--- Task inputs ---
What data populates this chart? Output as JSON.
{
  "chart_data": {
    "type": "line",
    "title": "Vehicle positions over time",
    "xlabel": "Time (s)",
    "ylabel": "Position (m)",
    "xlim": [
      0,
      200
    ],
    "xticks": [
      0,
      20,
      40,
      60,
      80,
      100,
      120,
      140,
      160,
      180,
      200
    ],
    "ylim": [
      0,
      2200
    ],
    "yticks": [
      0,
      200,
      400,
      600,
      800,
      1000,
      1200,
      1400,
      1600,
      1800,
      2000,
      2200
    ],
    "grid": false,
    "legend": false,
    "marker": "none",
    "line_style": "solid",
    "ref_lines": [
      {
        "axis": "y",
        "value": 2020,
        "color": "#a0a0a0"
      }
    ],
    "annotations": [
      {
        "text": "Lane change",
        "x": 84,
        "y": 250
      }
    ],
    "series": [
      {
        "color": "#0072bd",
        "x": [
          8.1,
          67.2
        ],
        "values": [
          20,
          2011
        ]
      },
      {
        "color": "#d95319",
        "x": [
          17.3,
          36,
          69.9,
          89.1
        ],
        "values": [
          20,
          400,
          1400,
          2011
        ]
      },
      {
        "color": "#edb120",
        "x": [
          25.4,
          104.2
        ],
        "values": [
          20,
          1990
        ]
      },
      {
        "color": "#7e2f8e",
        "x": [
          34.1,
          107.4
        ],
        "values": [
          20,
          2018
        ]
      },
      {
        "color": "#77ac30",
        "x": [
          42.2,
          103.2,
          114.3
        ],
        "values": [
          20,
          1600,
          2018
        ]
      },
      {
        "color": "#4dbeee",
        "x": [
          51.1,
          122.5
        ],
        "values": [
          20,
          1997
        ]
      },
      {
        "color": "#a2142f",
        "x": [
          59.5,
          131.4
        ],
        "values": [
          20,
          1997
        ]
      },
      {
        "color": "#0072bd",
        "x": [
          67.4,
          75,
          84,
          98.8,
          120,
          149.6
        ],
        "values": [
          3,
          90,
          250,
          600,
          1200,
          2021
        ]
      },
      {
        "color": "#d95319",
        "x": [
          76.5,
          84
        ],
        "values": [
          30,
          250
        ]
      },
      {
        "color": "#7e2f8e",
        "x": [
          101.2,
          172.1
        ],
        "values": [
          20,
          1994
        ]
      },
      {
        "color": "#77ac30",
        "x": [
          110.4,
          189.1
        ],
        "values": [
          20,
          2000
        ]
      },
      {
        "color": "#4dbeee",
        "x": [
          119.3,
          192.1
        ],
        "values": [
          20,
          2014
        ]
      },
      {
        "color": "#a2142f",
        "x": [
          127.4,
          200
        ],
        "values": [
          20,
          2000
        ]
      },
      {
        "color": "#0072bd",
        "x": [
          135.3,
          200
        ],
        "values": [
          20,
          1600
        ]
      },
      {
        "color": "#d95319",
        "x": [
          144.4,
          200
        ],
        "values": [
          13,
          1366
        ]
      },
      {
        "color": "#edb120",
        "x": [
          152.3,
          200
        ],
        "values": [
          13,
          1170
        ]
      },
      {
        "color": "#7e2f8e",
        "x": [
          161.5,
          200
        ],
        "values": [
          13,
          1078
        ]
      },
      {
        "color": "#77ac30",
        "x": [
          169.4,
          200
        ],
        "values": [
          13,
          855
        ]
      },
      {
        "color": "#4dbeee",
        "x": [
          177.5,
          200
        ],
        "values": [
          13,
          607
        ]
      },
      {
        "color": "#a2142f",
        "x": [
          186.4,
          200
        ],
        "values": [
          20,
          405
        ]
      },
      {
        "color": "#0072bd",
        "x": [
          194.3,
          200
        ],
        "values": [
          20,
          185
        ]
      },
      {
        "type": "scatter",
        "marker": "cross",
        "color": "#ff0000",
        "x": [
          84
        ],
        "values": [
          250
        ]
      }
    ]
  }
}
---
* Task details: Word for word, restate all of the data shown above.

* Result:
What data populates this chart? Output as JSON.
{
  "chart_data": {
    "type": "line",
    "title": "Vehicle positions over time",
    "xlabel": "Time (s)",
    "ylabel": "Position (m)",
    "xlim": [
      0,
      200
    ],
    "xticks": [
      0,
      20,
      40,
      60,
      80,
      100,
      120,
      140,
      160,
      180,
      200
    ],
    "ylim": [
      0,
      2200
    ],
    "yticks": [
      0,
      200,
      400,
      600,
      800,
      1000,
      1200,
      1400,
      1600,
      1800,
      2000,
      2200
    ],
    "grid": false,
    "legend": false,
    "marker": "none",
    "line_style": "solid",
    "ref_lines": [
      {
        "axis": "y",
        "value": 2020,
        "color": "#a0a0a0"
      }
    ],
    "annotations": [
      {
        "text": "Lane change",
        "x": 84,
        "y": 250
      }
    ],
    "series": [
      {
        "color": "#0072bd",
        "x": [
          8.1,
          67.2
        ],
        "values": [
          20,
          2011
        ]
      },
      {
        "color": "#d95319",
        "x": [
          17.3,
          36,
          69.9,
          89.1
        ],
        "values": [
          20,
          400,
          1400,
          2011
        ]
      },
      {
        "color": "#edb120",
        "x": [
          25.4,
          104.2
        ],
        "values": [
          20,
          1990
        ]
      },
      {
        "color": "#7e2f8e",
        "x": [
          34.1,
          107.4
        ],
        "values": [
          20,
          2018
        ]
      },
      {
        "color": "#77ac30",
        "x": [
          42.2,
          103.2,
          114.3
        ],
        "values": [
          20,
          1600,
          2018
        ]
      },
      {
        "color": "#4dbeee",
        "x": [
          51.1,
          122.5
        ],
        "values": [
          20,
          1997
        ]
      },
      {
        "color": "#a2142f",
        "x": [
          59.5,
          131.4
        ],
        "values": [
          20,
          1997
        ]
      },
      {
        "color": "#0072bd",
        "x": [
          67.4,
          75,
          84,
          98.8,
          120,
          149.6
        ],
        "values": [
          3,
          90,
          250,
          600,
          1200,
          2021
        ]
      },
      {
        "color": "#d95319",
        "x": [
          76.5,
          84
        ],
        "values": [
          30,
          250
        ]
      },
      {
        "color": "#7e2f8e",
        "x": [
          101.2,
          172.1
        ],
        "values": [
          20,
          1994
        ]
      },
      {
        "color": "#77ac30",
        "x": [
          110.4,
          189.1
        ],
        "values": [
          20,
          2000
        ]
      },
      {
        "color": "#4dbeee",
        "x": [
          119.3,
          192.1
        ],
        "values": [
          20,
          2014
        ]
      },
      {
        "color": "#a2142f",
        "x": [
          127.4,
          200
        ],
        "values": [
          20,
          2000
        ]
      },
      {
        "color": "#0072bd",
        "x": [
          135.3,
          200
        ],
        "values": [
          20,
          1600
        ]
      },
      {
        "color": "#d95319",
        "x": [
          144.4,
          200
        ],
        "values": [
          13,
          1366
        ]
      },
      {
        "color": "#edb120",
        "x": [
          152.3,
          200
        ],
        "values": [
          13,
          1170
        ]
      },
      {
        "color": "#7e2f8e",
        "x": [
          161.5,
          200
        ],
        "values": [
          13,
          1078
        ]
      },
      {
        "color": "#77ac30",
        "x": [
          169.4,
          200
        ],
        "values": [
          13,
          855
        ]
      },
      {
        "color": "#4dbeee",
        "x": [
          177.5,
          200
        ],
        "values": [
          13,
          607
        ]
      },
      {
        "color": "#a2142f",
        "x": [
          186.4,
          200
        ],
        "values": [
          20,
          405
        ]
      },
      {
        "color": "#0072bd",
        "x": [
          194.3,
          200
        ],
        "values": [
          20,
          185
        ]
      },
      {
        "type": "scatter",
        "marker": "cross",
        "color": "#ff0000",
        "x": [
          84
        ],
        "values": [
          250
        ]
      }
    ]
  }
}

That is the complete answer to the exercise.